- _Required task_
Pull out every line below holding the word "Events".
-------------------------
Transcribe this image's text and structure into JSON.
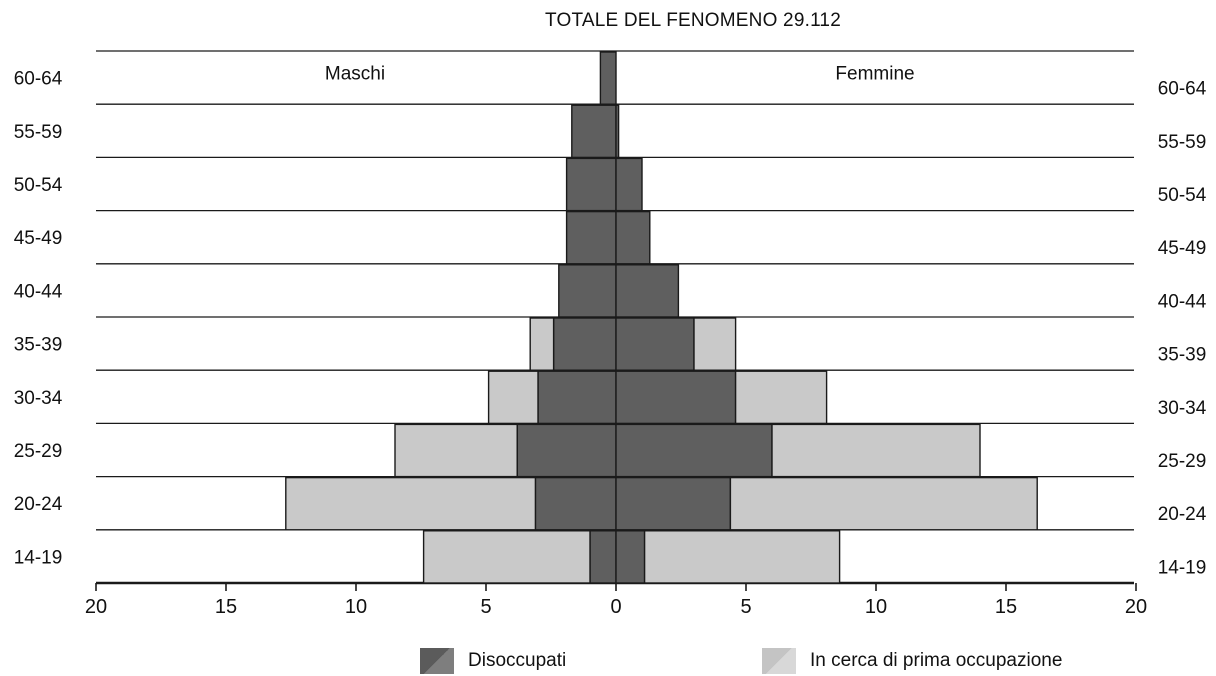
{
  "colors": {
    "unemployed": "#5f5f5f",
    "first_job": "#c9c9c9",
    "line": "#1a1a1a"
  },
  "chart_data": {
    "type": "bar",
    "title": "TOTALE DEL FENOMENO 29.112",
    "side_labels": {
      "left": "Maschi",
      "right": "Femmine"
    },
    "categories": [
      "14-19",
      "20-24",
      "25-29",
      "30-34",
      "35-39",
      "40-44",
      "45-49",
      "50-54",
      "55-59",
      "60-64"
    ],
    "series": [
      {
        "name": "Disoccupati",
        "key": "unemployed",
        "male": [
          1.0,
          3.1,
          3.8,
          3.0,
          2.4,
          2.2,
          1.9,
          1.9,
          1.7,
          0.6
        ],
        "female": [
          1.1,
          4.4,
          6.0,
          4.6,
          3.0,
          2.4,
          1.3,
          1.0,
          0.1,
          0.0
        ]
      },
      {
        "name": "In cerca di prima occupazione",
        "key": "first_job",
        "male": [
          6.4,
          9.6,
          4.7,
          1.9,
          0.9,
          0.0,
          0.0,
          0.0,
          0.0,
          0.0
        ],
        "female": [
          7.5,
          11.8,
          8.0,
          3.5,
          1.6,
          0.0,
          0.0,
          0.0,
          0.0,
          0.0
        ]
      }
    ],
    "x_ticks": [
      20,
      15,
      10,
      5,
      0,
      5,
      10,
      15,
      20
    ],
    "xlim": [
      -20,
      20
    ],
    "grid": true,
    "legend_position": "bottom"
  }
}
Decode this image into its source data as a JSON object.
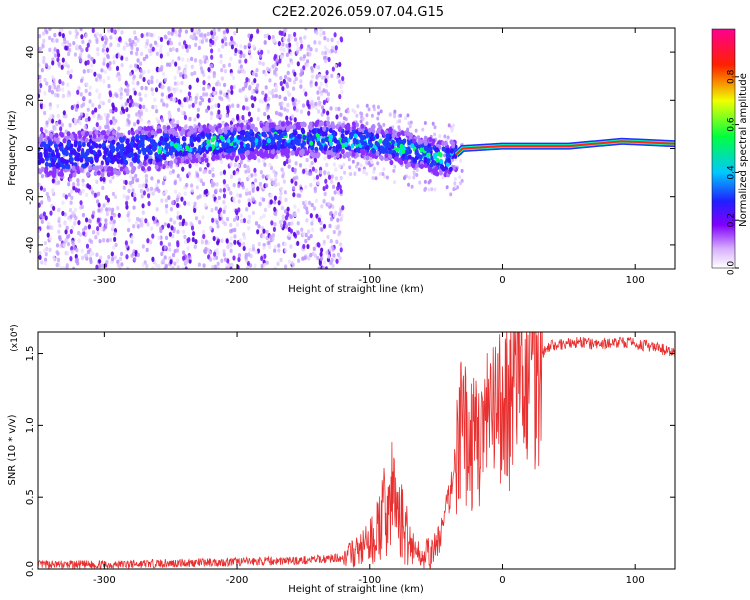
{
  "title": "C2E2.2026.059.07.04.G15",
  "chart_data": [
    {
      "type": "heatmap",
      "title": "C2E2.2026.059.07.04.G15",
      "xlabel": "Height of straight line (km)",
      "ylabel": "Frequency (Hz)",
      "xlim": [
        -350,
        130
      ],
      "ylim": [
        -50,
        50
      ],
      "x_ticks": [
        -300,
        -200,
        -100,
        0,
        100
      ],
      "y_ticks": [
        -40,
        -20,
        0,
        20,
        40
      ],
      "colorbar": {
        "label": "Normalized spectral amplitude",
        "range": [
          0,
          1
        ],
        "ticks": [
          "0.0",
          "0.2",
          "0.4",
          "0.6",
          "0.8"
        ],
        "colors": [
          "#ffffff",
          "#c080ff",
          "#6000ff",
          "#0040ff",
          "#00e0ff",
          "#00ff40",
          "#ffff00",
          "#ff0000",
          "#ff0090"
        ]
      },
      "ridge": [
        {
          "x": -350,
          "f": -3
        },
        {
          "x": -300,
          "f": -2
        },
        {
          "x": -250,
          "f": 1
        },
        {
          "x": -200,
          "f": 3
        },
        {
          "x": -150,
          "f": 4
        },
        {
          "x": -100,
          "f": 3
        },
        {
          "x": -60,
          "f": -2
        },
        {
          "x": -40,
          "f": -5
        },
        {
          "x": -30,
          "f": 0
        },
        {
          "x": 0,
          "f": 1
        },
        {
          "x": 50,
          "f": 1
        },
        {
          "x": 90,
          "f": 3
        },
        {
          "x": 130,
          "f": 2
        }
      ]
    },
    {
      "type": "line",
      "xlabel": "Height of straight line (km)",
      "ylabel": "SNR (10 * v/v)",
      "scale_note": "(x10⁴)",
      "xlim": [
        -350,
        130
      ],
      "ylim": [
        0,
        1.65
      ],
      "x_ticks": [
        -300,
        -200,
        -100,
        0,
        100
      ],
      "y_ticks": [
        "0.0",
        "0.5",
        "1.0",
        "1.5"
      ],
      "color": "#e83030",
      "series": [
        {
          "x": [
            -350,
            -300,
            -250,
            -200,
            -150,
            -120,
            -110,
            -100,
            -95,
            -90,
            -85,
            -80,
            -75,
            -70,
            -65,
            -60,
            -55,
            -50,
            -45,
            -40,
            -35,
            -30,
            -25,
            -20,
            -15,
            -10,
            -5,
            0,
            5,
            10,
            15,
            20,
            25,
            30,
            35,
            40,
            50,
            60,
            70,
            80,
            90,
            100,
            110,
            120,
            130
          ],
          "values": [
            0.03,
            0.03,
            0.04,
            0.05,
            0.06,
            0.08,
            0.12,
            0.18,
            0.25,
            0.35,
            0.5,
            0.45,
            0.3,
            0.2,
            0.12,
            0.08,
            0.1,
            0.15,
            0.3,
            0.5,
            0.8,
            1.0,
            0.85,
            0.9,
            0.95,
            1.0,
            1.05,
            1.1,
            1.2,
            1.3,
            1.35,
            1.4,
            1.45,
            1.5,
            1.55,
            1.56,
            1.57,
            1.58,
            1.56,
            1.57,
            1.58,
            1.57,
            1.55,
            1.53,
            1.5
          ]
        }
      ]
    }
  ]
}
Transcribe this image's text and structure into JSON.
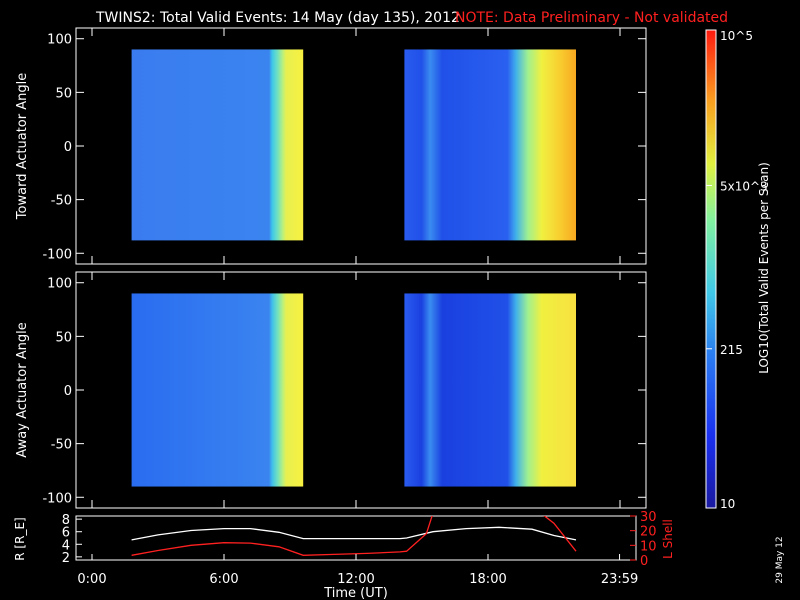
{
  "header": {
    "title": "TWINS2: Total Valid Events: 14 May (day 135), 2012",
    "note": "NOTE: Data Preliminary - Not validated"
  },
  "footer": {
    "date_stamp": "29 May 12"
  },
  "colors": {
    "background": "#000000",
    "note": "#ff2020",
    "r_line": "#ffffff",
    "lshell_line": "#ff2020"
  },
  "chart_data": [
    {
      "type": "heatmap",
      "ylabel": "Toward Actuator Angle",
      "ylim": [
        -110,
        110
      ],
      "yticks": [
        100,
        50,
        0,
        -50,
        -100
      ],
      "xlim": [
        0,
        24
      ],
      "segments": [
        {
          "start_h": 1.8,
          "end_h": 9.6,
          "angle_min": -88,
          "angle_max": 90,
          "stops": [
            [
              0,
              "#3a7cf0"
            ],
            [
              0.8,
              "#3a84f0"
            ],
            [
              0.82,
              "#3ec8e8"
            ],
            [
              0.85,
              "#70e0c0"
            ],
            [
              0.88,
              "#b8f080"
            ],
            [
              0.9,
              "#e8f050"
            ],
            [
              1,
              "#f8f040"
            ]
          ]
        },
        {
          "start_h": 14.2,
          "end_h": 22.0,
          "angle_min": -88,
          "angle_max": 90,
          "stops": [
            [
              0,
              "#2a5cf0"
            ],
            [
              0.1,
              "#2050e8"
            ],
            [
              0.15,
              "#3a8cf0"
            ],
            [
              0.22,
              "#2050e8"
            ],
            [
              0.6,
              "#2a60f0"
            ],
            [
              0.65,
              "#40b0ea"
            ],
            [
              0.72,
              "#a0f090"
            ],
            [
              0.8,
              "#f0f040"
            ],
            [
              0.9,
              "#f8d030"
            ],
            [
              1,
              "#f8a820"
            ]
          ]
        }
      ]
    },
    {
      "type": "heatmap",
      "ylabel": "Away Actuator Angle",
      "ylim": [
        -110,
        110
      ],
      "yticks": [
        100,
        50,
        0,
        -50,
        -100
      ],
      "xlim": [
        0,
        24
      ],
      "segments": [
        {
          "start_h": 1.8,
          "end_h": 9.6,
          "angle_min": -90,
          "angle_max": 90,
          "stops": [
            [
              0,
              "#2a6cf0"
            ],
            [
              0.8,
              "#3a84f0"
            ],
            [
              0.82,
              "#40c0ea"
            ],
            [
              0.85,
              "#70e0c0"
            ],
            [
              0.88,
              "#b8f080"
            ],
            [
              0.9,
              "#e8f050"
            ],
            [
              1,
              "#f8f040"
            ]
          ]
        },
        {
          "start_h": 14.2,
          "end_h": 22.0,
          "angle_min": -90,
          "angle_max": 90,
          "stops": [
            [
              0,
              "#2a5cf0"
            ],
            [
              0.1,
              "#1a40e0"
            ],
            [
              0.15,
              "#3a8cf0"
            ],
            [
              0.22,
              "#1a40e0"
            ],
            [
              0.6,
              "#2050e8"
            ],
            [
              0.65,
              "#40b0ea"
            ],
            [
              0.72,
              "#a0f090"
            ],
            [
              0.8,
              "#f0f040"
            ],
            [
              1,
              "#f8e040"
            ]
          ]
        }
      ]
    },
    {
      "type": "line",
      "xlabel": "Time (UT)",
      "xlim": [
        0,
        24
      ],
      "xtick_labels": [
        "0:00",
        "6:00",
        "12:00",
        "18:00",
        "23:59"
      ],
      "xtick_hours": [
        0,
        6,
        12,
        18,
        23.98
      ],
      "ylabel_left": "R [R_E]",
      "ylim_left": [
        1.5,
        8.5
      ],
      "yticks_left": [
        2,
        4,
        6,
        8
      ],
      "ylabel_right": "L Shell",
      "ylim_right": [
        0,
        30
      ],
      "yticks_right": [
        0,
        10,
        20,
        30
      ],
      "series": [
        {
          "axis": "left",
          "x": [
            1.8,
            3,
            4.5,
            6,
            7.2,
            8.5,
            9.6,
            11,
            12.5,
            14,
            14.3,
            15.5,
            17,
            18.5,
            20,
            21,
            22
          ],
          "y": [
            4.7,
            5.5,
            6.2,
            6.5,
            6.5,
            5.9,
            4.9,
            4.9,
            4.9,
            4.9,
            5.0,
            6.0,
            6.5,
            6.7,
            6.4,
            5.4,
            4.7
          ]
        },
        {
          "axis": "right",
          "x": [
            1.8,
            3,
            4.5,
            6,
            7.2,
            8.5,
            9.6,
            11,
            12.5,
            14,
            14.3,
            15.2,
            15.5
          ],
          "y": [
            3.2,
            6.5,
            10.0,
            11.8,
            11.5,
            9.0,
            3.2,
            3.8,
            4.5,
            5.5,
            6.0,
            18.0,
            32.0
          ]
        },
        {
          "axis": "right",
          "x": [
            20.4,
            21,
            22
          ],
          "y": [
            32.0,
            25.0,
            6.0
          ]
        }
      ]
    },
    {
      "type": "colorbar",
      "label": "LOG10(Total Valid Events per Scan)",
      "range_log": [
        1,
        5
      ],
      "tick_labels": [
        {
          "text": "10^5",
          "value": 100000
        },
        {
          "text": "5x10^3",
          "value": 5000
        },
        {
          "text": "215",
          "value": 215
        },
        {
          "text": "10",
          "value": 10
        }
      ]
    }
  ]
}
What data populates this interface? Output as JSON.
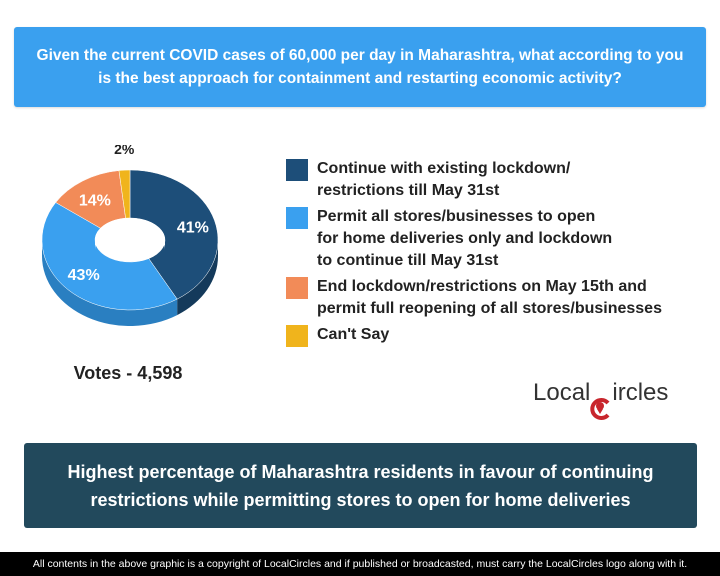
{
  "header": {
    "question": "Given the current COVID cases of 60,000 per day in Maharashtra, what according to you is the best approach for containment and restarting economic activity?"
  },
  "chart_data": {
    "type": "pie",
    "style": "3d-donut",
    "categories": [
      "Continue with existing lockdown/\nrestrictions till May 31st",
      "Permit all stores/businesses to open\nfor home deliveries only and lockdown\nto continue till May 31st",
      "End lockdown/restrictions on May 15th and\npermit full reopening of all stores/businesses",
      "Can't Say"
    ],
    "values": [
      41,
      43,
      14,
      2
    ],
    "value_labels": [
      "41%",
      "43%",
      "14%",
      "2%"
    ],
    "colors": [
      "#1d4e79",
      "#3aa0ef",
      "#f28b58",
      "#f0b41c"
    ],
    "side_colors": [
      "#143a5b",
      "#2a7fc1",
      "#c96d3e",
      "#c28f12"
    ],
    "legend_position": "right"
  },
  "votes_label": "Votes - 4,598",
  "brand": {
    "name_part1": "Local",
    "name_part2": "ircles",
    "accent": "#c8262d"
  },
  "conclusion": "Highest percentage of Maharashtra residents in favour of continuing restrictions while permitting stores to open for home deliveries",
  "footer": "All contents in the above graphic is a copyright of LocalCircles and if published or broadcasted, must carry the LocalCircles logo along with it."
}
-------------------------
- _Answer to this task_
    "title": "TWINS2: Total Valid Events: 14 May (day 135), 2012",
      "label": "LOG10(Total Valid Events per Scan)",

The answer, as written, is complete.